** AIM OF THE TASK **
Return every record verbatim.

** DATA RECORDS **
◇ ◇ ◇ ◇ ◇ ◇ ◇

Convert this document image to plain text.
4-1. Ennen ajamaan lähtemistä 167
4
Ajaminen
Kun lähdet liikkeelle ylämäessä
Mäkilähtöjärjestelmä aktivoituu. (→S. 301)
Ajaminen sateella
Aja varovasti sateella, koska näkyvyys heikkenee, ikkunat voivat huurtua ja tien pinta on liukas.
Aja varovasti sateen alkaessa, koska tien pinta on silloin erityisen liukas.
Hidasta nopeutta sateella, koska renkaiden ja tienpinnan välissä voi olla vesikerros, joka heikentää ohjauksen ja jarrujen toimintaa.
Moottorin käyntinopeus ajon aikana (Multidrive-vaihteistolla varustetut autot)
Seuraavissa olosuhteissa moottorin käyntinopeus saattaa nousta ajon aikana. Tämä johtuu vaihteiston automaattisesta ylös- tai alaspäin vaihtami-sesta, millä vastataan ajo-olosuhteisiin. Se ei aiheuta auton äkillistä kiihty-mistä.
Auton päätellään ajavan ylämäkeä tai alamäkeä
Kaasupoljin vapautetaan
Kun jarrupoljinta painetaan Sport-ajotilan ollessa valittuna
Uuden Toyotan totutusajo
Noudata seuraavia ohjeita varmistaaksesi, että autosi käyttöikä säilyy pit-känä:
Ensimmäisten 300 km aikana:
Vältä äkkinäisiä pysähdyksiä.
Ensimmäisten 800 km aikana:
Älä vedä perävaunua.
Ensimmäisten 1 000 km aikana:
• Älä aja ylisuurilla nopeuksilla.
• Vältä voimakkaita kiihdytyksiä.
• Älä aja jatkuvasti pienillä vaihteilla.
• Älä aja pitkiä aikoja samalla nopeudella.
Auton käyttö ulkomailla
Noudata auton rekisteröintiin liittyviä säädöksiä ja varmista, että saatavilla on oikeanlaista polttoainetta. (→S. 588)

◇ ◇ ◇ ◇ ◇ ◇ ◇

** PROBLEM SOLUTION **
Convert this document image to plain text.
4-1. Ennen ajamaan lähtemistä 167
4
Ajaminen
Kun lähdet liikkeelle ylämäessä
Mäkilähtöjärjestelmä aktivoituu. (→S. 301)
Ajaminen sateella
Aja varovasti sateella, koska näkyvyys heikkenee, ikkunat voivat huurtua ja tien pinta on liukas.
Aja varovasti sateen alkaessa, koska tien pinta on silloin erityisen liukas.
Hidasta nopeutta sateella, koska renkaiden ja tienpinnan välissä voi olla vesikerros, joka heikentää ohjauksen ja jarrujen toimintaa.
Moottorin käyntinopeus ajon aikana (Multidrive-vaihteistolla varustetut autot)
Seuraavissa olosuhteissa moottorin käyntinopeus saattaa nousta ajon aikana. Tämä johtuu vaihteiston automaattisesta ylös- tai alaspäin vaihtami-sesta, millä vastataan ajo-olosuhteisiin. Se ei aiheuta auton äkillistä kiihty-mistä.
Auton päätellään ajavan ylämäkeä tai alamäkeä
Kaasupoljin vapautetaan
Kun jarrupoljinta painetaan Sport-ajotilan ollessa valittuna
Uuden Toyotan totutusajo
Noudata seuraavia ohjeita varmistaaksesi, että autosi käyttöikä säilyy pit-känä:
Ensimmäisten 300 km aikana:
Vältä äkkinäisiä pysähdyksiä.
Ensimmäisten 800 km aikana:
Älä vedä perävaunua.
Ensimmäisten 1 000 km aikana:
• Älä aja ylisuurilla nopeuksilla.
• Vältä voimakkaita kiihdytyksiä.
• Älä aja jatkuvasti pienillä vaihteilla.
• Älä aja pitkiä aikoja samalla nopeudella.
Auton käyttö ulkomailla
Noudata auton rekisteröintiin liittyviä säädöksiä ja varmista, että saatavilla on oikeanlaista polttoainetta. (→S. 588)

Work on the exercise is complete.